Copy every record below exactly as written, but leave out the pictures.

> [GIVEN DATA]:
.....
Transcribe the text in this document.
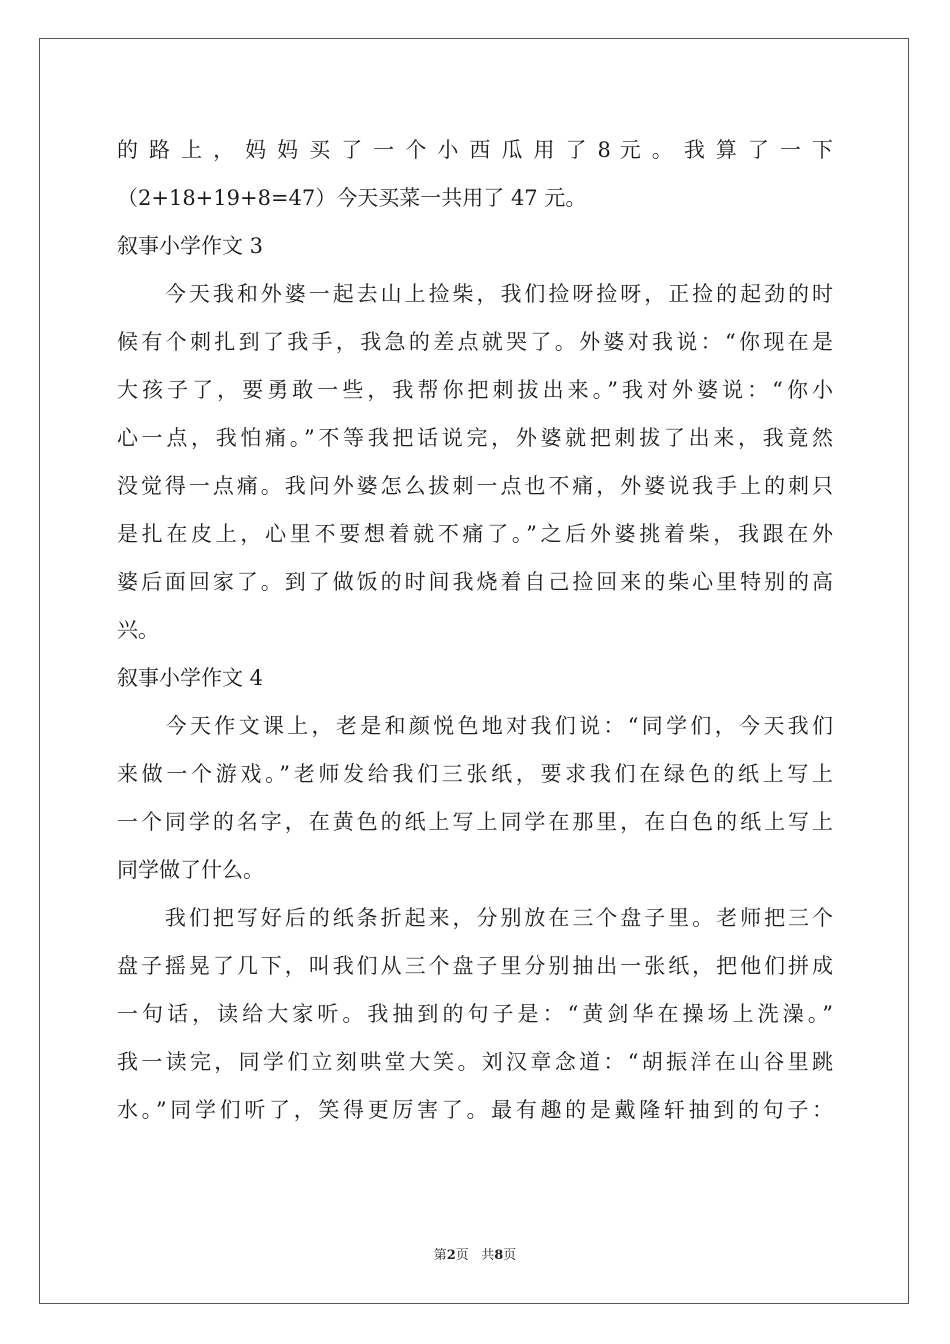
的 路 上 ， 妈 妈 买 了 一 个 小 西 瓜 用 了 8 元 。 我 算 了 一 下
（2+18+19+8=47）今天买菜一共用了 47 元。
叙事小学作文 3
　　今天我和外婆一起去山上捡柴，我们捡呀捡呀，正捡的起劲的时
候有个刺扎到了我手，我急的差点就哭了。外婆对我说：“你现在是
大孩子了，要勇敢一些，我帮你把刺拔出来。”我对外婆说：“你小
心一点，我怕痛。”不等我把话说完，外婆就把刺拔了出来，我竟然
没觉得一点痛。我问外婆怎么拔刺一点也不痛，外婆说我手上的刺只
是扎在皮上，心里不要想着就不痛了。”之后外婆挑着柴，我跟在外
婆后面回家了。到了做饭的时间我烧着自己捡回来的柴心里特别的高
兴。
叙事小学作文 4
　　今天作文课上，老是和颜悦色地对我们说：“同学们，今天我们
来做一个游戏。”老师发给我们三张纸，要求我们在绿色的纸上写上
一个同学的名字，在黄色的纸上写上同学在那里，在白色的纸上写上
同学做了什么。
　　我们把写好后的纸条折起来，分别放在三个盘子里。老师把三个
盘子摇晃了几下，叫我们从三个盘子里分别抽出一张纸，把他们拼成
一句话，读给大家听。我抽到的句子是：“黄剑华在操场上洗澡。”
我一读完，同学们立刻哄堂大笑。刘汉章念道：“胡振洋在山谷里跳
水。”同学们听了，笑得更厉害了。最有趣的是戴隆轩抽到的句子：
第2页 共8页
.....
> [SOLUTION]:
Transcribe the text in this document.
的 路 上 ， 妈 妈 买 了 一 个 小 西 瓜 用 了 8 元 。 我 算 了 一 下
（2+18+19+8=47）今天买菜一共用了 47 元。
叙事小学作文 3
　　今天我和外婆一起去山上捡柴，我们捡呀捡呀，正捡的起劲的时
候有个刺扎到了我手，我急的差点就哭了。外婆对我说：“你现在是
大孩子了，要勇敢一些，我帮你把刺拔出来。”我对外婆说：“你小
心一点，我怕痛。”不等我把话说完，外婆就把刺拔了出来，我竟然
没觉得一点痛。我问外婆怎么拔刺一点也不痛，外婆说我手上的刺只
是扎在皮上，心里不要想着就不痛了。”之后外婆挑着柴，我跟在外
婆后面回家了。到了做饭的时间我烧着自己捡回来的柴心里特别的高
兴。
叙事小学作文 4
　　今天作文课上，老是和颜悦色地对我们说：“同学们，今天我们
来做一个游戏。”老师发给我们三张纸，要求我们在绿色的纸上写上
一个同学的名字，在黄色的纸上写上同学在那里，在白色的纸上写上
同学做了什么。
　　我们把写好后的纸条折起来，分别放在三个盘子里。老师把三个
盘子摇晃了几下，叫我们从三个盘子里分别抽出一张纸，把他们拼成
一句话，读给大家听。我抽到的句子是：“黄剑华在操场上洗澡。”
我一读完，同学们立刻哄堂大笑。刘汉章念道：“胡振洋在山谷里跳
水。”同学们听了，笑得更厉害了。最有趣的是戴隆轩抽到的句子：
第2页 共8页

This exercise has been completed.